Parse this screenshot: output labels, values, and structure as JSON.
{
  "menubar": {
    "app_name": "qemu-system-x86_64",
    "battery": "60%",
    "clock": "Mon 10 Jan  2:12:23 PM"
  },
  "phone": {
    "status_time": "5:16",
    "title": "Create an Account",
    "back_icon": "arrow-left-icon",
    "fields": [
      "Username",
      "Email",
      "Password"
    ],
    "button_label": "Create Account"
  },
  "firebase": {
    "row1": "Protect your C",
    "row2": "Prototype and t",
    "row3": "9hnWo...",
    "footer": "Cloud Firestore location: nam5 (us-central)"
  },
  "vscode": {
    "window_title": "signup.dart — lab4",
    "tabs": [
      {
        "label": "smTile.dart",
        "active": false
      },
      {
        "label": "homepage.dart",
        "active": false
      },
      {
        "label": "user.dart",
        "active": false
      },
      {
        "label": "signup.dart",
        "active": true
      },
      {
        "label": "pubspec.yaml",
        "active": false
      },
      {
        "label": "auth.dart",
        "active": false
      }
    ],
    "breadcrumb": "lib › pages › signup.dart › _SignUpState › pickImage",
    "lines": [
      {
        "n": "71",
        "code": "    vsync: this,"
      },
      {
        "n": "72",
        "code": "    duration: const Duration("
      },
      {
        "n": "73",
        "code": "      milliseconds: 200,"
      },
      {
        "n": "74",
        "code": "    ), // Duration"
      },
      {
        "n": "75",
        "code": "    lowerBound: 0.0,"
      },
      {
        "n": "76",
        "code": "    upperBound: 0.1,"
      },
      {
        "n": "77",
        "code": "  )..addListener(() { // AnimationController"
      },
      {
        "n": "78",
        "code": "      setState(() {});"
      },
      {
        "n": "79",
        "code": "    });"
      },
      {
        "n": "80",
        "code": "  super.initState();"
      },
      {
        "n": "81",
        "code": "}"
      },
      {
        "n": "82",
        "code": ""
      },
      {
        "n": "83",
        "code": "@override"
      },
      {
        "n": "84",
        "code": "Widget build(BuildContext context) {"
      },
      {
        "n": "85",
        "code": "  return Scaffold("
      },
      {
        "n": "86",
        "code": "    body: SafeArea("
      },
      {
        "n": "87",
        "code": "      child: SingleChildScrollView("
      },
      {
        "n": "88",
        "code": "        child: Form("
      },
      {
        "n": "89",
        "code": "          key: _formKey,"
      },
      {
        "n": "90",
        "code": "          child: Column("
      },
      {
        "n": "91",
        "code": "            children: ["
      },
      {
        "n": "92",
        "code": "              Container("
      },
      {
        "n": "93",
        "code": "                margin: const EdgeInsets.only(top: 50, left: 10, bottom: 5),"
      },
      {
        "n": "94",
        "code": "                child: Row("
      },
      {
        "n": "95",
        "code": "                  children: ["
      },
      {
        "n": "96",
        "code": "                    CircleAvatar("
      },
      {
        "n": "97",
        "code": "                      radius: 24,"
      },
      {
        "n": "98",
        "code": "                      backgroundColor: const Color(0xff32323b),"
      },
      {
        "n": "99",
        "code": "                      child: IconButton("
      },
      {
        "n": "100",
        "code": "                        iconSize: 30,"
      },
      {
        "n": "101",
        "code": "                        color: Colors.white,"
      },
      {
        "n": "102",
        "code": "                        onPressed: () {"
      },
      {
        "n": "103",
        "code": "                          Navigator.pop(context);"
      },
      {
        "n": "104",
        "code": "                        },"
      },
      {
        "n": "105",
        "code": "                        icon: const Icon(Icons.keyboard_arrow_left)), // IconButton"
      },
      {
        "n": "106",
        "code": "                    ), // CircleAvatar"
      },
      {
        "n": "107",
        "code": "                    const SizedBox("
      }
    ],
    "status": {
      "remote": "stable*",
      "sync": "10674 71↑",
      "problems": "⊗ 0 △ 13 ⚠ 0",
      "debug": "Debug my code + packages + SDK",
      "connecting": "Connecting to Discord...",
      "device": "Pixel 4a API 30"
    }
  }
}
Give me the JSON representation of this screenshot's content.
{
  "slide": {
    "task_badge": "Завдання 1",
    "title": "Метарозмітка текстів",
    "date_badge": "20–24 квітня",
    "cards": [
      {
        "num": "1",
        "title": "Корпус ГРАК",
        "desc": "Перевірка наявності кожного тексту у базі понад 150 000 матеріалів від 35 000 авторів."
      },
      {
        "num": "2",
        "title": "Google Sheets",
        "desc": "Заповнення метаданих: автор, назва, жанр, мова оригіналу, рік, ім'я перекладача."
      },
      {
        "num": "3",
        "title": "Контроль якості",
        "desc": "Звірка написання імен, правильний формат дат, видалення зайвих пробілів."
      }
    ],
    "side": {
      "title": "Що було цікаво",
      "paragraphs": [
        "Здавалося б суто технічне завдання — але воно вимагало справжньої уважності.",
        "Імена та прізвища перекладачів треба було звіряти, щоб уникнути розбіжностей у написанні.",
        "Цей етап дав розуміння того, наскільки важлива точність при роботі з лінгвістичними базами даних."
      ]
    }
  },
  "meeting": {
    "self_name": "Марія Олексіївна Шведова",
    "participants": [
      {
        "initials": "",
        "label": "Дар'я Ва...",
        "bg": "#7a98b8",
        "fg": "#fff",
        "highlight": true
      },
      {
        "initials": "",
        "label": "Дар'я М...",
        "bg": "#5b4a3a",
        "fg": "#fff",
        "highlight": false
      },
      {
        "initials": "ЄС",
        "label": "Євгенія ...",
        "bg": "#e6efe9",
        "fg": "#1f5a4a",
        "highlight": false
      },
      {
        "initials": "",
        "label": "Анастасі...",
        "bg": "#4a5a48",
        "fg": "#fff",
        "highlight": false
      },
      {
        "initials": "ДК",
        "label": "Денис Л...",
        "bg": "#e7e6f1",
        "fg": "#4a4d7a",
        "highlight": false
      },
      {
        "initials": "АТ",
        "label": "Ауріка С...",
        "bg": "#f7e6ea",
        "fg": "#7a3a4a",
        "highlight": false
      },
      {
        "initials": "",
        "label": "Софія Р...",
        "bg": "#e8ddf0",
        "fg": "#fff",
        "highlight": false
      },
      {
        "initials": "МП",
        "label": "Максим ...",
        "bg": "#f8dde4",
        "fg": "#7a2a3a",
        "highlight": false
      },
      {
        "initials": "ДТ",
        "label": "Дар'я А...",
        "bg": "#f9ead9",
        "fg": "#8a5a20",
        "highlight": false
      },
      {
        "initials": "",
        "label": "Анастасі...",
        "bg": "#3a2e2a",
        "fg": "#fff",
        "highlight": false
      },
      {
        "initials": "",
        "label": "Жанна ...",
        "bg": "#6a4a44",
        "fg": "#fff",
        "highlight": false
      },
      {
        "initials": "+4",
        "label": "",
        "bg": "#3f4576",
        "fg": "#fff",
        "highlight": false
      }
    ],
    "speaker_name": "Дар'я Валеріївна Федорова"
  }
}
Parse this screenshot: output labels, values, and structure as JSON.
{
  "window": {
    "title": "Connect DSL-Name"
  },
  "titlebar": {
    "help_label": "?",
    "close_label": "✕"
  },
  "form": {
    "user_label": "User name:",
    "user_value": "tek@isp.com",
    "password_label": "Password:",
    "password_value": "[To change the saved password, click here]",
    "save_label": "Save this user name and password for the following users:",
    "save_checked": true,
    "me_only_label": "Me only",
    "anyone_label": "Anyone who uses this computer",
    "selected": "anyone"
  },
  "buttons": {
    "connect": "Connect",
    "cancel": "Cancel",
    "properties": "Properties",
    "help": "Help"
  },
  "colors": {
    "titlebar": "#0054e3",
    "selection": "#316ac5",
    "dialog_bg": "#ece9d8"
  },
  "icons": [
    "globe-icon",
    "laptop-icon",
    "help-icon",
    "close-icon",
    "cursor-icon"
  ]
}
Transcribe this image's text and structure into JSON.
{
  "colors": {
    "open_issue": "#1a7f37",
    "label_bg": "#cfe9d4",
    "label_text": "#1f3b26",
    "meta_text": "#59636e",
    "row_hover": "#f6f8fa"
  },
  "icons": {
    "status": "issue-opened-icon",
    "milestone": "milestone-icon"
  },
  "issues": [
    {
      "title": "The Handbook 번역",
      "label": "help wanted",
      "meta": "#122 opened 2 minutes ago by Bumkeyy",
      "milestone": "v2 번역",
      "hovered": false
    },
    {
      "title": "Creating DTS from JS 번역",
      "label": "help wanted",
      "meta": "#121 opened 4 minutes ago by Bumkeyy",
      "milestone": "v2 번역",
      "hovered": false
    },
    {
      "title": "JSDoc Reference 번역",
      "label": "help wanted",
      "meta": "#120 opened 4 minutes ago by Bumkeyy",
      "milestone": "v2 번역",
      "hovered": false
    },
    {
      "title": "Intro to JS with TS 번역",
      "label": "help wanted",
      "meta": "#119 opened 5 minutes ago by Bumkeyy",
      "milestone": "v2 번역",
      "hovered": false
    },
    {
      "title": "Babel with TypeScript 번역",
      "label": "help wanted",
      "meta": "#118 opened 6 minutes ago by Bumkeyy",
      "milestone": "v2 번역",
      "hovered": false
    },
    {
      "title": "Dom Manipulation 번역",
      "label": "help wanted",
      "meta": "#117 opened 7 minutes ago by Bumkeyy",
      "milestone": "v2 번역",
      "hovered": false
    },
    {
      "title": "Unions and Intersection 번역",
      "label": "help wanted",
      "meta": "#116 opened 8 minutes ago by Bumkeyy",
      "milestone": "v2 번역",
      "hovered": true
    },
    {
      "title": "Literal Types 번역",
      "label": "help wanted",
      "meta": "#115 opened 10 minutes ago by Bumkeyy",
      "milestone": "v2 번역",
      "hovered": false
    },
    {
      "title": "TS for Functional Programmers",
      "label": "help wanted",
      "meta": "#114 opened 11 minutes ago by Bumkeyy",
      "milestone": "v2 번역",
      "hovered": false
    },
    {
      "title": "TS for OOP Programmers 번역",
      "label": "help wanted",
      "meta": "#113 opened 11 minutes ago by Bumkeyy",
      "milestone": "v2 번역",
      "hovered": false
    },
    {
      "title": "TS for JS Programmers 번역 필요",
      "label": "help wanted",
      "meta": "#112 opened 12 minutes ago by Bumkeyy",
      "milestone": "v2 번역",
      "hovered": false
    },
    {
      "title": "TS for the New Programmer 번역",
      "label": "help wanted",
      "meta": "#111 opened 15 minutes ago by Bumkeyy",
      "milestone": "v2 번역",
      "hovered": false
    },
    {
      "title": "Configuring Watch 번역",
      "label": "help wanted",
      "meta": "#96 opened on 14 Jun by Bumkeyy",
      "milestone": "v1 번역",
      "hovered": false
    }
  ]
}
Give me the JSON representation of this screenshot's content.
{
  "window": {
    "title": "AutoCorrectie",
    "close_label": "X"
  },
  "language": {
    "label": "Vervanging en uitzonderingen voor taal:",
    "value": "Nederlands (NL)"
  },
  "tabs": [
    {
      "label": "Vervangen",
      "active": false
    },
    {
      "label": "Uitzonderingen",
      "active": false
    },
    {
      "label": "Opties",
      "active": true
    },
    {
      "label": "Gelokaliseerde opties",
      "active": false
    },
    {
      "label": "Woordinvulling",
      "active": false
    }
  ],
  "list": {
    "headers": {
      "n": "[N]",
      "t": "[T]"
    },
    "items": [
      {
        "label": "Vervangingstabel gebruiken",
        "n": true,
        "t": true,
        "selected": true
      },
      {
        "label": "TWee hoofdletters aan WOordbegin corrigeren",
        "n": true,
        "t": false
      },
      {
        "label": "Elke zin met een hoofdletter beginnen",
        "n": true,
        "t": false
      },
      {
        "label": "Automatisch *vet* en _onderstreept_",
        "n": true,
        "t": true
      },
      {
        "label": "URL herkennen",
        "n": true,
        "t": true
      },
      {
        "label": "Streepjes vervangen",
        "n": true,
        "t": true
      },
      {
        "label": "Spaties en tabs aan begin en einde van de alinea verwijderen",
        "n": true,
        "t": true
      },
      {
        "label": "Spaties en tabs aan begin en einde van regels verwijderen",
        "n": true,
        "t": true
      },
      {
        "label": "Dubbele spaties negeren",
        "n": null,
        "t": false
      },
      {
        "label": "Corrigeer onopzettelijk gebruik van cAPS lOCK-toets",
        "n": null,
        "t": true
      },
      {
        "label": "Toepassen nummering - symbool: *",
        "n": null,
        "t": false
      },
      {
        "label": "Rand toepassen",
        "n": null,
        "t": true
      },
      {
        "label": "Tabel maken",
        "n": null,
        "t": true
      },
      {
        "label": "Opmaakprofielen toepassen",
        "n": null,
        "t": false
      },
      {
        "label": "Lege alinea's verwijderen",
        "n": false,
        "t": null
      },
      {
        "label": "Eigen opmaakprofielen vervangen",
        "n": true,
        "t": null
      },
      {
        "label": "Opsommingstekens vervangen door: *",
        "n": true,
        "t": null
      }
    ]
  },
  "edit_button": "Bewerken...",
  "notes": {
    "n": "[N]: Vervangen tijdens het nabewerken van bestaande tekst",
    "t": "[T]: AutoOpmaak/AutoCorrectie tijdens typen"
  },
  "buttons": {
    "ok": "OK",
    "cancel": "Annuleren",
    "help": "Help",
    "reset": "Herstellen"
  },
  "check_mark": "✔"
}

- [SHORT TASK]: Which lines hold the word "Create"? Copy each of them from the records.

- [THE ANSWER]:
    "title": "Create an Account",
    "button_label": "Create Account"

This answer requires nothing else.